● DATASET ROWS:
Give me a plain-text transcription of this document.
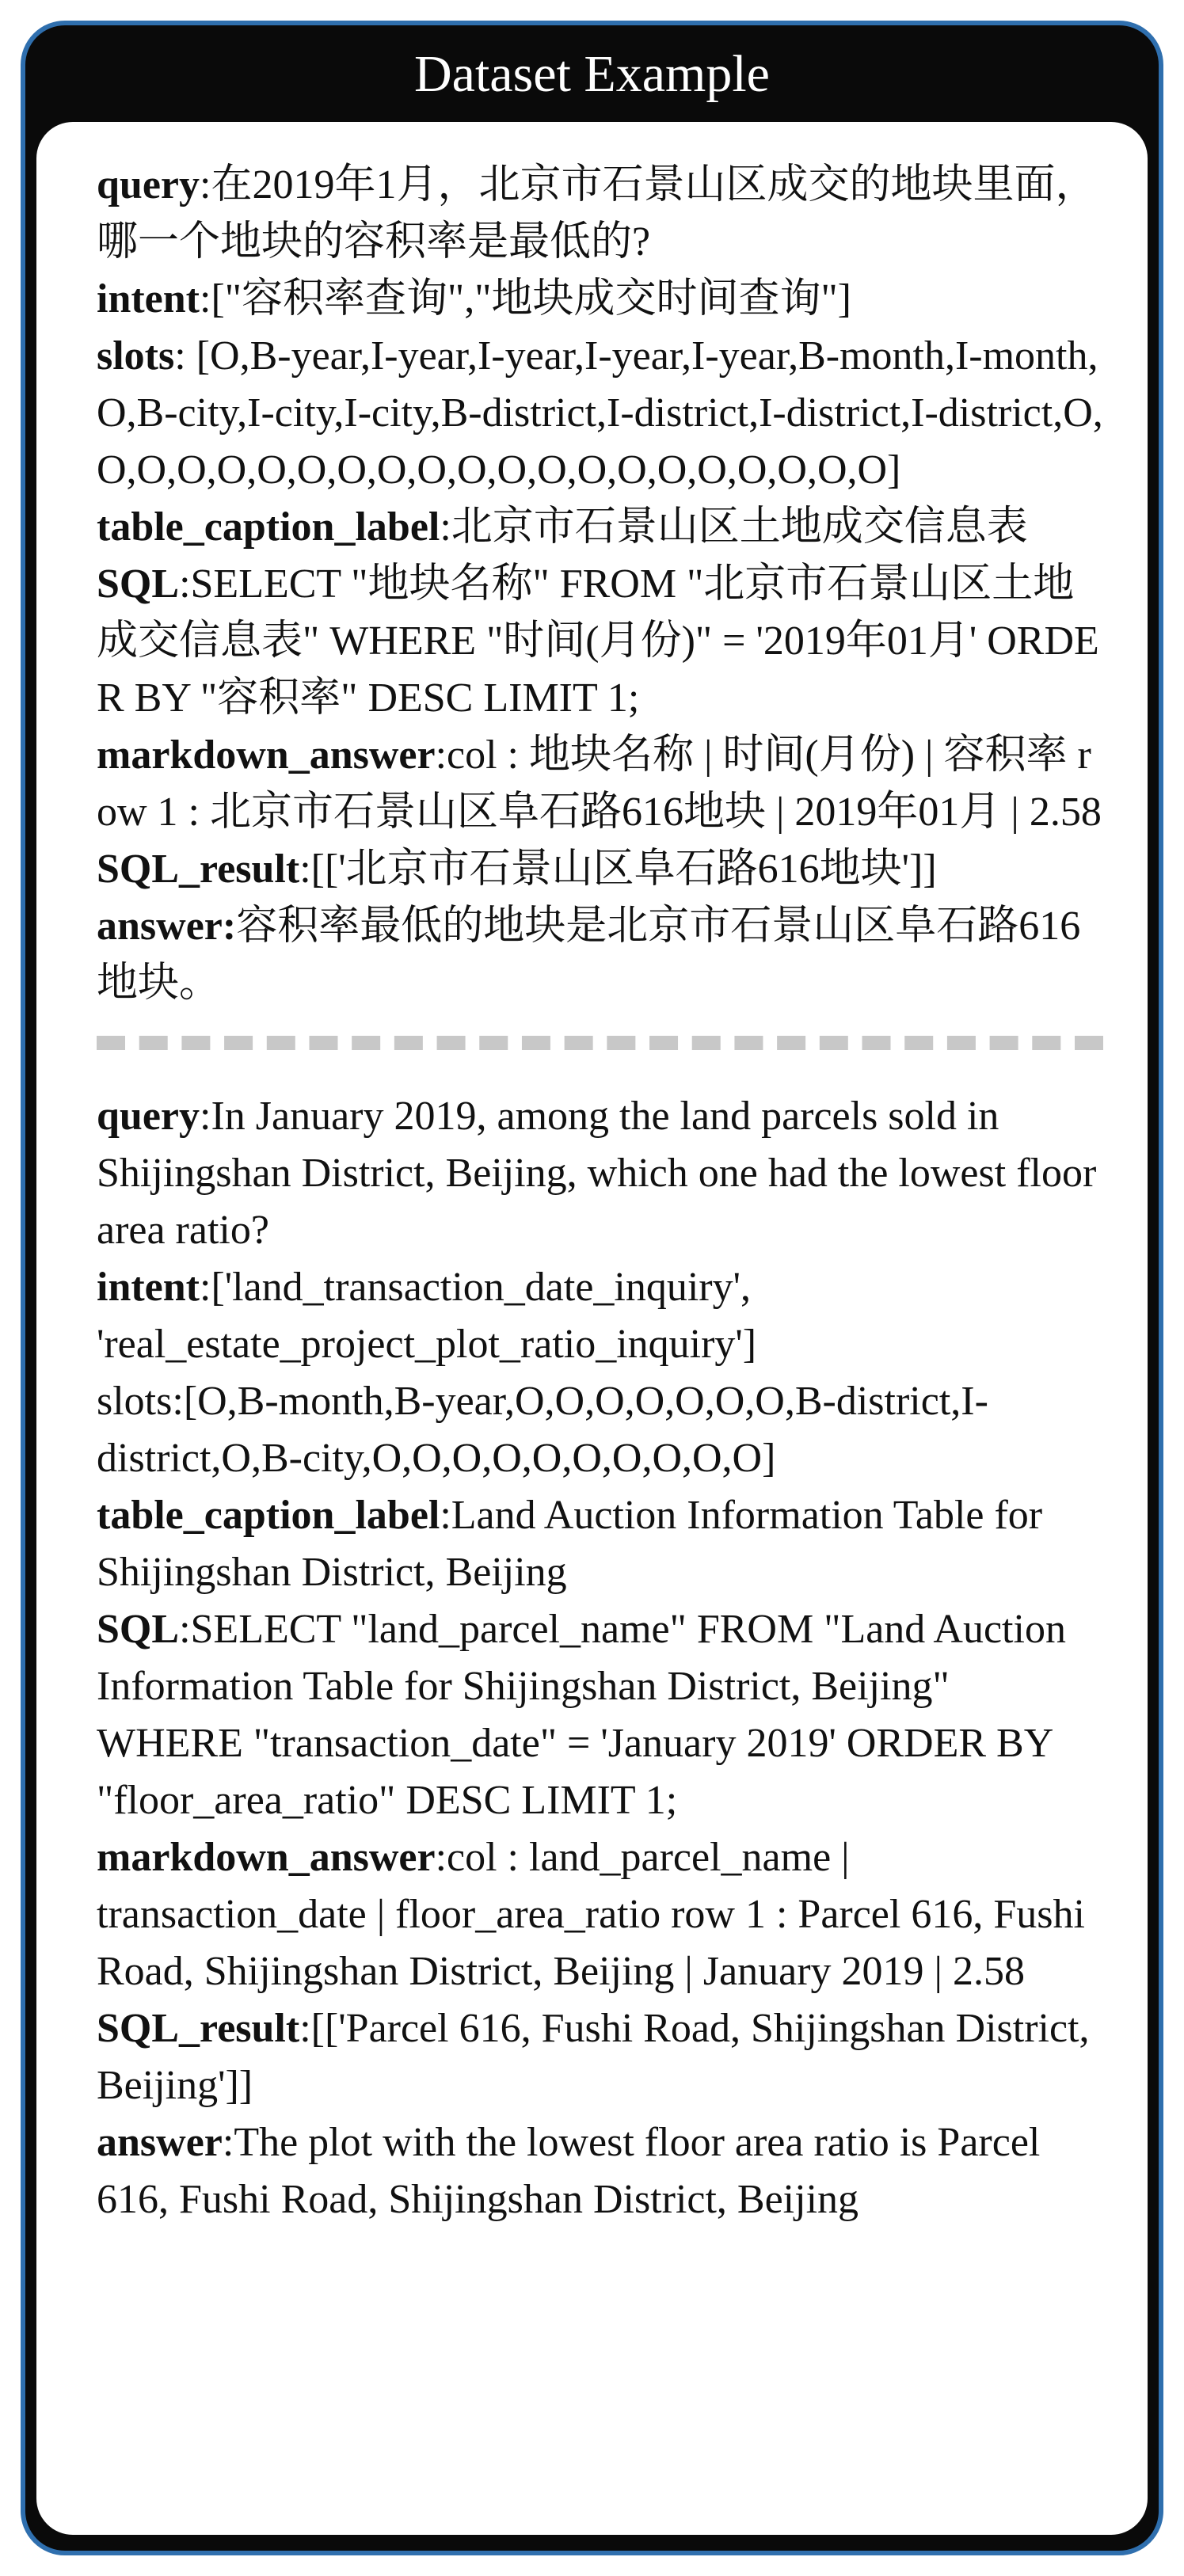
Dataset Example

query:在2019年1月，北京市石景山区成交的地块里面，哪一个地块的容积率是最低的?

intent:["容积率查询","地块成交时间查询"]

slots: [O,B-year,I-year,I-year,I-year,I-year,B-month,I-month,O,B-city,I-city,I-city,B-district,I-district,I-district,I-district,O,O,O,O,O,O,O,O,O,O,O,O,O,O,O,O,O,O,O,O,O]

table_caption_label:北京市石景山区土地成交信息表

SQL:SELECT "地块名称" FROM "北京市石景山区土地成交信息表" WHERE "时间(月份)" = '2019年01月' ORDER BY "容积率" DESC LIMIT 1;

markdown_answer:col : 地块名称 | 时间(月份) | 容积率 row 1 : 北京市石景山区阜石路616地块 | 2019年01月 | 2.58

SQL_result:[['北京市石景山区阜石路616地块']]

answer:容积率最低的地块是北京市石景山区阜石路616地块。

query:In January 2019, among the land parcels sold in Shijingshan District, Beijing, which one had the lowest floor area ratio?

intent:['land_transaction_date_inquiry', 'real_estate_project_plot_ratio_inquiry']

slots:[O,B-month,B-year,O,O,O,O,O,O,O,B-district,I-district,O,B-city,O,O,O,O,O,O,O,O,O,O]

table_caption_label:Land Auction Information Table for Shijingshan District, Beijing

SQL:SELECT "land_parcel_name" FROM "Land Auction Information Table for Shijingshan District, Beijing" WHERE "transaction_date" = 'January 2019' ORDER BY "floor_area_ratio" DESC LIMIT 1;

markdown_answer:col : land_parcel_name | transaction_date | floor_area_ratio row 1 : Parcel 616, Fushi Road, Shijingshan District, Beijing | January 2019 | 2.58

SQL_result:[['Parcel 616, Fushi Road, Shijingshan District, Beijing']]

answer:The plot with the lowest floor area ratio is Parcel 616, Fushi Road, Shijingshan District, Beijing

● STATED TASK: From the data above, copy out every line with the string "地块名称" in it.

● THE RESPONSE:
SQL:SELECT "地块名称" FROM "北京市石景山区土地成交信息表" WHERE "时间(月份)" = '2019年01月' ORDER BY "容积率" DESC LIMIT 1;
markdown_answer:col : 地块名称 | 时间(月份) | 容积率 row 1 : 北京市石景山区阜石路616地块 | 2019年01月 | 2.58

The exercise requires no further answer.